### Job
Copy out the listing below word for word, from its first line through the line containing "cell-color[interactable] [351, 136, 431, 173]", including that line.

(Rows from a layout dataset)
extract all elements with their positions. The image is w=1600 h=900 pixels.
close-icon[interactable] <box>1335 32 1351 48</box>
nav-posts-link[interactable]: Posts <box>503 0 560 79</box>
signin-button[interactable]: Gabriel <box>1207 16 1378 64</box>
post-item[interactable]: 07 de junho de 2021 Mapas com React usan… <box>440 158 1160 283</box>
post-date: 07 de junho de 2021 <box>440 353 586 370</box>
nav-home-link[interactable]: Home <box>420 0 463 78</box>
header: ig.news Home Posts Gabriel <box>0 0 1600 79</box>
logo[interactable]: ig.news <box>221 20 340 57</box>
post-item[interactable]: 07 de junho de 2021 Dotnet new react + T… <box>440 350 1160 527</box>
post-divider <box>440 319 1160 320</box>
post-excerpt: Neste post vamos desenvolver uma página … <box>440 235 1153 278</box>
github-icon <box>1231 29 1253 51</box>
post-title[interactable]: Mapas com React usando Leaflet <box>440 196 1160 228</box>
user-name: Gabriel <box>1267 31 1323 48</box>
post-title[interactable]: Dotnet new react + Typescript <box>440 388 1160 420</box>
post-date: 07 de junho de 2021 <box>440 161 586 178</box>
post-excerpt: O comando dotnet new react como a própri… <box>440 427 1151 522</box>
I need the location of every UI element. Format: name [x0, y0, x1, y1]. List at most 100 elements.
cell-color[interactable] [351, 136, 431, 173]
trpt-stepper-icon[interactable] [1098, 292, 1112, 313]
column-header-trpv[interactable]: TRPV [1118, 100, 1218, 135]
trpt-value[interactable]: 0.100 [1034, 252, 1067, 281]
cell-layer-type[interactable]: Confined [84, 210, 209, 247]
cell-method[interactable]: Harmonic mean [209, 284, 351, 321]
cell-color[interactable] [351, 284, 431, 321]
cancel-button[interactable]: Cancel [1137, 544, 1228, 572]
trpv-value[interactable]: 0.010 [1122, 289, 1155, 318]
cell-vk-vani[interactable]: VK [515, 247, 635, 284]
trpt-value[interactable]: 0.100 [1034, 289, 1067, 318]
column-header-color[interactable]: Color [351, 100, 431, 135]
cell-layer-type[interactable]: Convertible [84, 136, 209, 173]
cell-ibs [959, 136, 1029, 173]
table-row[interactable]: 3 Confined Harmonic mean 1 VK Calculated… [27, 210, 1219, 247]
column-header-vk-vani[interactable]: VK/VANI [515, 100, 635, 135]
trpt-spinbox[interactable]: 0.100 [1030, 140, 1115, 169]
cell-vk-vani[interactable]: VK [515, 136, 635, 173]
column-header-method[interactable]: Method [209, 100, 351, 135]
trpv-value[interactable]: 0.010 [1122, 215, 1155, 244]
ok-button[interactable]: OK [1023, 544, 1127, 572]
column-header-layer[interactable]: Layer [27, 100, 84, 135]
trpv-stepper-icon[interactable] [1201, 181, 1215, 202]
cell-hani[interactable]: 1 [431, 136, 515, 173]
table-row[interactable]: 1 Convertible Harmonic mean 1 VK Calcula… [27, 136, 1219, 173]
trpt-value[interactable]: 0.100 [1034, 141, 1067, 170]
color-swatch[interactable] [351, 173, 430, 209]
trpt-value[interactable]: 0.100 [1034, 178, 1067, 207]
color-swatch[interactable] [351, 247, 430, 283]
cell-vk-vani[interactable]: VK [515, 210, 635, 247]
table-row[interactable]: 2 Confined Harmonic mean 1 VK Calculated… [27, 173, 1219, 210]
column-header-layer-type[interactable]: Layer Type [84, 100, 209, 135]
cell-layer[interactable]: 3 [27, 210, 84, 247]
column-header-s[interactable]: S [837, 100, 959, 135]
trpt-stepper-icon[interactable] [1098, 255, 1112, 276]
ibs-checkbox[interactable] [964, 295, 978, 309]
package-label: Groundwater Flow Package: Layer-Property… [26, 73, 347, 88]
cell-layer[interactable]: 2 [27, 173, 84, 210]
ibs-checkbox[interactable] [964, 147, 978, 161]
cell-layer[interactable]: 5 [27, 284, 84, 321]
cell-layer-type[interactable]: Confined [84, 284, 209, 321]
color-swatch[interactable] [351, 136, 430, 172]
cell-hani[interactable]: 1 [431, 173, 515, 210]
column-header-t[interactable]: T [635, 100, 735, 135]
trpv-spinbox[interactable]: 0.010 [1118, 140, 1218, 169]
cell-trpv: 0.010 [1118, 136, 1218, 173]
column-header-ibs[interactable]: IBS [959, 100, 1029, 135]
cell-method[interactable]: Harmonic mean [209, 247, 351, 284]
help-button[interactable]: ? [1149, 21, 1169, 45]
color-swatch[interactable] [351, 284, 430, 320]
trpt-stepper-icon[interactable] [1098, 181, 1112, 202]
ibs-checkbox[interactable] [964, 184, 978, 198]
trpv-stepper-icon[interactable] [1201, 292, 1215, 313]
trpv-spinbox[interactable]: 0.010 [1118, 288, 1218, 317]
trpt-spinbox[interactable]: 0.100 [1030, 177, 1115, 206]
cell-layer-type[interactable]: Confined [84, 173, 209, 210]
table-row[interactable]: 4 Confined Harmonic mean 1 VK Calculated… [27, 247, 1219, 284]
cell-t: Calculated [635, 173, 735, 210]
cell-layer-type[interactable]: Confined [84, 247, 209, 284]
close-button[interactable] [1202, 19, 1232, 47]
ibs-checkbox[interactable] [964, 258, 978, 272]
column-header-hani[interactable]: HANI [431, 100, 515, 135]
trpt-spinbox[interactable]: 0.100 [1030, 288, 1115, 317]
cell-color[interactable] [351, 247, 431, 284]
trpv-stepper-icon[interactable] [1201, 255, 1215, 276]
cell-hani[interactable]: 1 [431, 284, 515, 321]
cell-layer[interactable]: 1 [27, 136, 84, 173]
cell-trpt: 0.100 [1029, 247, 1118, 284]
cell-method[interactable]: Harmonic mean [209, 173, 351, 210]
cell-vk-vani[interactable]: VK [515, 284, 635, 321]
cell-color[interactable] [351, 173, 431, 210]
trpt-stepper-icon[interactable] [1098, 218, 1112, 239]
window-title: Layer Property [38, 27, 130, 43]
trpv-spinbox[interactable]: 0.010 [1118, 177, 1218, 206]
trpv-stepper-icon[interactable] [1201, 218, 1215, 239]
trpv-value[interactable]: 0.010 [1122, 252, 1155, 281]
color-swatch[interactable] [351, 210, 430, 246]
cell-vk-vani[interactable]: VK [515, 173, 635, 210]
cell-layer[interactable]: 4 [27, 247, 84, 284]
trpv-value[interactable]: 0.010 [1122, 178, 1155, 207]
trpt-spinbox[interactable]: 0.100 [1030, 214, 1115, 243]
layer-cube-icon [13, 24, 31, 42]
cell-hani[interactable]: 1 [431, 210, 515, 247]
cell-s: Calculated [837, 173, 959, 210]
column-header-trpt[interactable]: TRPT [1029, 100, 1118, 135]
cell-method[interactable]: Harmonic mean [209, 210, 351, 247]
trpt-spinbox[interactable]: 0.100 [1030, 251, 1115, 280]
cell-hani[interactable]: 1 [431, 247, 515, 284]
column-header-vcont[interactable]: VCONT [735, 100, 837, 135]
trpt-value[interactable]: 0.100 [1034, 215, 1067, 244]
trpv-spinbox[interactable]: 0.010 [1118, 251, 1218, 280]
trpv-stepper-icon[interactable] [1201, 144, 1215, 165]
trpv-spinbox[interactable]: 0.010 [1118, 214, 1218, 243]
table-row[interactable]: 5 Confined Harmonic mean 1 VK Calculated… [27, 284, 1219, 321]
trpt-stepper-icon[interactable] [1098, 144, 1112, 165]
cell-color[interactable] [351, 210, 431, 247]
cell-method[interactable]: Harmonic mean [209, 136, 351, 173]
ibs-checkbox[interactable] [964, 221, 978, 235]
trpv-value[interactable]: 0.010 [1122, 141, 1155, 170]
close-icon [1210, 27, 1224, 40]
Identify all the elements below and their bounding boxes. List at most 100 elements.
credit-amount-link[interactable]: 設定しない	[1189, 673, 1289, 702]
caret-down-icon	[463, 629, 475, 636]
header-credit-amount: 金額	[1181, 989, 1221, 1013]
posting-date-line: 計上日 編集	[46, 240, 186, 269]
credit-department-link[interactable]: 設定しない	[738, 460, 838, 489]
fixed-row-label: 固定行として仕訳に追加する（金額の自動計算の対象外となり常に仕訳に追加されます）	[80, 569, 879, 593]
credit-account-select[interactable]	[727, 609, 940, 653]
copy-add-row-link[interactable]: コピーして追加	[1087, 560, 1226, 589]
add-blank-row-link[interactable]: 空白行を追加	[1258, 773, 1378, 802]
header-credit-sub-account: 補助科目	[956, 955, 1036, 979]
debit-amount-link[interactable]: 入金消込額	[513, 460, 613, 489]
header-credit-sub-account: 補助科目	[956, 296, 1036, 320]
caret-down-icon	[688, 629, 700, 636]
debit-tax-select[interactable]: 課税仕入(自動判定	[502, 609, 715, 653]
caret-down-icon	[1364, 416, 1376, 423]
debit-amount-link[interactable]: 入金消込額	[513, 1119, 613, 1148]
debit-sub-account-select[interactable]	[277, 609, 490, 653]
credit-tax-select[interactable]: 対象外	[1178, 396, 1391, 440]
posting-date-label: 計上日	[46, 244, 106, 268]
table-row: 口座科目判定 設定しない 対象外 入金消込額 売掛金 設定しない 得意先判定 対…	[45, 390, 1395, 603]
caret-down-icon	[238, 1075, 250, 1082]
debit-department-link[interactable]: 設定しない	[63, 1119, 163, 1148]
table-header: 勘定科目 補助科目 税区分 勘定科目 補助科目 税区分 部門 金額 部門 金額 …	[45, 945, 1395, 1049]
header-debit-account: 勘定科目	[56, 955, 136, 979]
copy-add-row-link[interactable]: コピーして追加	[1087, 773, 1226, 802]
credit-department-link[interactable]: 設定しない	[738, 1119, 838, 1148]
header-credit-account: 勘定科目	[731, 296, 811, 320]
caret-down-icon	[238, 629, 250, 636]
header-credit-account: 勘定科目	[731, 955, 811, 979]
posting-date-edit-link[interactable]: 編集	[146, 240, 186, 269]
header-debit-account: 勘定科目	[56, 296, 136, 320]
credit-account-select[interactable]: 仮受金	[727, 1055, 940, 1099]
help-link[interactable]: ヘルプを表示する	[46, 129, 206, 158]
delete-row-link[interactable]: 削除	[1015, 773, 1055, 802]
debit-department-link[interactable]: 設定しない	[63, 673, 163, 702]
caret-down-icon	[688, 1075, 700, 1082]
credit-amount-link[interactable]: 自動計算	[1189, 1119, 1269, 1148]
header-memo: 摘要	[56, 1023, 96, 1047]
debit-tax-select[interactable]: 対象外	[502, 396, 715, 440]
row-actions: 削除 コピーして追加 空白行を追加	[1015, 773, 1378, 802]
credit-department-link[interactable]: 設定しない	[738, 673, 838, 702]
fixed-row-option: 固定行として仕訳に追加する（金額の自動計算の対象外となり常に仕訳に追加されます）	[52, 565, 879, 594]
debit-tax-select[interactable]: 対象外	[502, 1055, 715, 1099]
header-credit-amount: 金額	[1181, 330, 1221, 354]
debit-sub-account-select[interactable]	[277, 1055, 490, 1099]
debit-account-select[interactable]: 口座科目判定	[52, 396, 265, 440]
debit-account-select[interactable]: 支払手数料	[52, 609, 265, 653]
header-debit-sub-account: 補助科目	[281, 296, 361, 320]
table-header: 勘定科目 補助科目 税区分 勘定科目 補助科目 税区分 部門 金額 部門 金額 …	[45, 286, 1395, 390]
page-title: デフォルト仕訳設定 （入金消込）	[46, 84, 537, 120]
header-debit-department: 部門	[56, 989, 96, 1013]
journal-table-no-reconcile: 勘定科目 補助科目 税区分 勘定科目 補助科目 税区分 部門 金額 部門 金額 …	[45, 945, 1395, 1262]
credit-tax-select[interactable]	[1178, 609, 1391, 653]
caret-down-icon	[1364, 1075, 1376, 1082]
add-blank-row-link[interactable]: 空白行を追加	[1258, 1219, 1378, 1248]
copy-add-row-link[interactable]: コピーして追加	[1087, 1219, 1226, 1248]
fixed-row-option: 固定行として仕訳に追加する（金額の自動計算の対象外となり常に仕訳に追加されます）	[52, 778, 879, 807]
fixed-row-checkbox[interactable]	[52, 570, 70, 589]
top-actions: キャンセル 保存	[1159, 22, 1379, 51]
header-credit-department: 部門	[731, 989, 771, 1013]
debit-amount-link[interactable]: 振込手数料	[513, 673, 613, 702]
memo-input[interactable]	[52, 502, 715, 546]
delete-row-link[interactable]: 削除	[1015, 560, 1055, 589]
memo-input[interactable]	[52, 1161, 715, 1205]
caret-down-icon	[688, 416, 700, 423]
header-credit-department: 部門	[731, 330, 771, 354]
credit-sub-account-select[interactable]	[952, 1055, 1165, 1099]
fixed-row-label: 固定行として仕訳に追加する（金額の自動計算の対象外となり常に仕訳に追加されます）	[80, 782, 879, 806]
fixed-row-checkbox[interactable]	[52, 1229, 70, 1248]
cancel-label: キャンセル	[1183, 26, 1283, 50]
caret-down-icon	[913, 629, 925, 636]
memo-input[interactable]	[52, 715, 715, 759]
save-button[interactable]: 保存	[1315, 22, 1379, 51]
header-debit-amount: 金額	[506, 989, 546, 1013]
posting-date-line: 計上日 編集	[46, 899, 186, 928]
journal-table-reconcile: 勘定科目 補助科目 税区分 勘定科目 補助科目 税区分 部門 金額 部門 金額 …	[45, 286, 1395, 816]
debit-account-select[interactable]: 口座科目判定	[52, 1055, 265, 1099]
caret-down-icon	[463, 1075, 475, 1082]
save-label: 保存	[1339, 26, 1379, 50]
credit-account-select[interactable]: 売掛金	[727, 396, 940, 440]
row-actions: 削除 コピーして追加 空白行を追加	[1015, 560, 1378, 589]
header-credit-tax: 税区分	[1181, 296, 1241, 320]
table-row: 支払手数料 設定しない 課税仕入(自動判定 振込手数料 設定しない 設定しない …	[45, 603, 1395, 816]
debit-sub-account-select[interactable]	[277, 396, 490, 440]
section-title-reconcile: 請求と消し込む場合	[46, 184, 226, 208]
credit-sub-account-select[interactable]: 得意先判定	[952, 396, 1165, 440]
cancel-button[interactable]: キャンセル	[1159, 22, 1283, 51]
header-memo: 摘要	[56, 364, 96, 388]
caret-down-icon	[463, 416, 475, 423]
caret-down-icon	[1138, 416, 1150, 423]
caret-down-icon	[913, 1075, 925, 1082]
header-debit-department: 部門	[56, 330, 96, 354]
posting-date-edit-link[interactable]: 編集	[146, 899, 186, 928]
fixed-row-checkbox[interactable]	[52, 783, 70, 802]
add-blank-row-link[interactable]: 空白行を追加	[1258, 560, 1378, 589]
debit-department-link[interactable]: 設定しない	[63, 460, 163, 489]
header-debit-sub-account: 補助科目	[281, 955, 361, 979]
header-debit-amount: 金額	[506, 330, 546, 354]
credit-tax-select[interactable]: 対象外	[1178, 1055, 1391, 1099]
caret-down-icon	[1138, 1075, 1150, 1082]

### Written response
extract all elements with their positions. The image is w=1600 h=900 pixels.
close-icon[interactable] <box>1335 32 1351 48</box>
nav-posts-link[interactable]: Posts <box>503 0 560 79</box>
signin-button[interactable]: Gabriel <box>1207 16 1378 64</box>
post-item[interactable]: 07 de junho de 2021 Mapas com React usan… <box>440 158 1160 283</box>
post-date: 07 de junho de 2021 <box>440 353 586 370</box>
nav-home-link[interactable]: Home <box>420 0 463 78</box>
header: ig.news Home Posts Gabriel <box>0 0 1600 79</box>
logo[interactable]: ig.news <box>221 20 340 57</box>
post-item[interactable]: 07 de junho de 2021 Dotnet new react + T… <box>440 350 1160 527</box>
post-divider <box>440 319 1160 320</box>
post-excerpt: Neste post vamos desenvolver uma página … <box>440 235 1153 278</box>
github-icon <box>1231 29 1253 51</box>
post-title[interactable]: Mapas com React usando Leaflet <box>440 196 1160 228</box>
user-name: Gabriel <box>1267 31 1323 48</box>
post-title[interactable]: Dotnet new react + Typescript <box>440 388 1160 420</box>
post-date: 07 de junho de 2021 <box>440 161 586 178</box>
post-excerpt: O comando dotnet new react como a própri… <box>440 427 1151 522</box>
I need the location of every UI element. Format: name [x0, y0, x1, y1]. List at most 100 elements.
cell-color[interactable] [351, 136, 431, 173]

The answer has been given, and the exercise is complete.